What is being asked
All records should be written out again exactly.
Start of Recorded information
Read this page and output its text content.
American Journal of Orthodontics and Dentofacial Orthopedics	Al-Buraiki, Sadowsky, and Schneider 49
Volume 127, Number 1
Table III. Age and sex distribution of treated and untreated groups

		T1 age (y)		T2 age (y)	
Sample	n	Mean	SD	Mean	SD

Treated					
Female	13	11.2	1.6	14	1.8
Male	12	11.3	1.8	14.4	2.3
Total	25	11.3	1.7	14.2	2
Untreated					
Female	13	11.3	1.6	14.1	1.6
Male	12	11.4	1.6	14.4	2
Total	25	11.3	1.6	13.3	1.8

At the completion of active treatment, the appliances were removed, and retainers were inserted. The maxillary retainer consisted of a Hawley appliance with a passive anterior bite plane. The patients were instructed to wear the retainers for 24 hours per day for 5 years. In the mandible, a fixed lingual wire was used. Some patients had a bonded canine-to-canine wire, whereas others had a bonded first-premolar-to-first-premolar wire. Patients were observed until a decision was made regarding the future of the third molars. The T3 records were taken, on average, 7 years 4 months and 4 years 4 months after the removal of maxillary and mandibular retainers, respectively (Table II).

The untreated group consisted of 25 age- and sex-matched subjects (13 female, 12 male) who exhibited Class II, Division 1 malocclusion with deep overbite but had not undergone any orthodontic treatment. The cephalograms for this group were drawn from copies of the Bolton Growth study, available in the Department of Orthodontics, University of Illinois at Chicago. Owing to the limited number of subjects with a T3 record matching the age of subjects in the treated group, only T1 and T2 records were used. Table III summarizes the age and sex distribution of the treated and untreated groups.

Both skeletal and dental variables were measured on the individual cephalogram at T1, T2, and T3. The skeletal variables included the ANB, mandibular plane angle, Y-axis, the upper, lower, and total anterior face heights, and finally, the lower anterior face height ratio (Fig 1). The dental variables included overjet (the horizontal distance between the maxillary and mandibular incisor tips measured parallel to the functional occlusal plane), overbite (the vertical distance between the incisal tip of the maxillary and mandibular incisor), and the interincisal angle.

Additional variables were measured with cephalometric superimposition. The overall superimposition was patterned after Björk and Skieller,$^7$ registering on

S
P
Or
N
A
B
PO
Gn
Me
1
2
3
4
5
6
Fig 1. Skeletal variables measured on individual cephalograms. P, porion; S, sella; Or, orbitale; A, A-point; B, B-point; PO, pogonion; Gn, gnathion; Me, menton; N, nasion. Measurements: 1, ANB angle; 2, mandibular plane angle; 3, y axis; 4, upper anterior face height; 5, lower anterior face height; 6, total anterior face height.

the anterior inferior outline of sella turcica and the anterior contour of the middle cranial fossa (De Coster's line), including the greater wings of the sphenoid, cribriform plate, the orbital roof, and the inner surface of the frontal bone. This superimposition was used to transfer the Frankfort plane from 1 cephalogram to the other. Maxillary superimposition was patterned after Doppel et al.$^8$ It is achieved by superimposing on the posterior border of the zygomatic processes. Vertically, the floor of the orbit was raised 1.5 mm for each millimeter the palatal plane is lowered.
End of Recorded information
Finished task
Read this page and output its text content.
American Journal of Orthodontics and Dentofacial Orthopedics	Al-Buraiki, Sadowsky, and Schneider 49
Volume 127, Number 1
Table III. Age and sex distribution of treated and untreated groups

		T1 age (y)		T2 age (y)	
Sample	n	Mean	SD	Mean	SD

Treated					
Female	13	11.2	1.6	14	1.8
Male	12	11.3	1.8	14.4	2.3
Total	25	11.3	1.7	14.2	2
Untreated					
Female	13	11.3	1.6	14.1	1.6
Male	12	11.4	1.6	14.4	2
Total	25	11.3	1.6	13.3	1.8

At the completion of active treatment, the appliances were removed, and retainers were inserted. The maxillary retainer consisted of a Hawley appliance with a passive anterior bite plane. The patients were instructed to wear the retainers for 24 hours per day for 5 years. In the mandible, a fixed lingual wire was used. Some patients had a bonded canine-to-canine wire, whereas others had a bonded first-premolar-to-first-premolar wire. Patients were observed until a decision was made regarding the future of the third molars. The T3 records were taken, on average, 7 years 4 months and 4 years 4 months after the removal of maxillary and mandibular retainers, respectively (Table II).

The untreated group consisted of 25 age- and sex-matched subjects (13 female, 12 male) who exhibited Class II, Division 1 malocclusion with deep overbite but had not undergone any orthodontic treatment. The cephalograms for this group were drawn from copies of the Bolton Growth study, available in the Department of Orthodontics, University of Illinois at Chicago. Owing to the limited number of subjects with a T3 record matching the age of subjects in the treated group, only T1 and T2 records were used. Table III summarizes the age and sex distribution of the treated and untreated groups.

Both skeletal and dental variables were measured on the individual cephalogram at T1, T2, and T3. The skeletal variables included the ANB, mandibular plane angle, Y-axis, the upper, lower, and total anterior face heights, and finally, the lower anterior face height ratio (Fig 1). The dental variables included overjet (the horizontal distance between the maxillary and mandibular incisor tips measured parallel to the functional occlusal plane), overbite (the vertical distance between the incisal tip of the maxillary and mandibular incisor), and the interincisal angle.

Additional variables were measured with cephalometric superimposition. The overall superimposition was patterned after Björk and Skieller,$^7$ registering on

S
P
Or
N
A
B
PO
Gn
Me
1
2
3
4
5
6
Fig 1. Skeletal variables measured on individual cephalograms. P, porion; S, sella; Or, orbitale; A, A-point; B, B-point; PO, pogonion; Gn, gnathion; Me, menton; N, nasion. Measurements: 1, ANB angle; 2, mandibular plane angle; 3, y axis; 4, upper anterior face height; 5, lower anterior face height; 6, total anterior face height.

the anterior inferior outline of sella turcica and the anterior contour of the middle cranial fossa (De Coster's line), including the greater wings of the sphenoid, cribriform plate, the orbital roof, and the inner surface of the frontal bone. This superimposition was used to transfer the Frankfort plane from 1 cephalogram to the other. Maxillary superimposition was patterned after Doppel et al.$^8$ It is achieved by superimposing on the posterior border of the zygomatic processes. Vertically, the floor of the orbit was raised 1.5 mm for each millimeter the palatal plane is lowered.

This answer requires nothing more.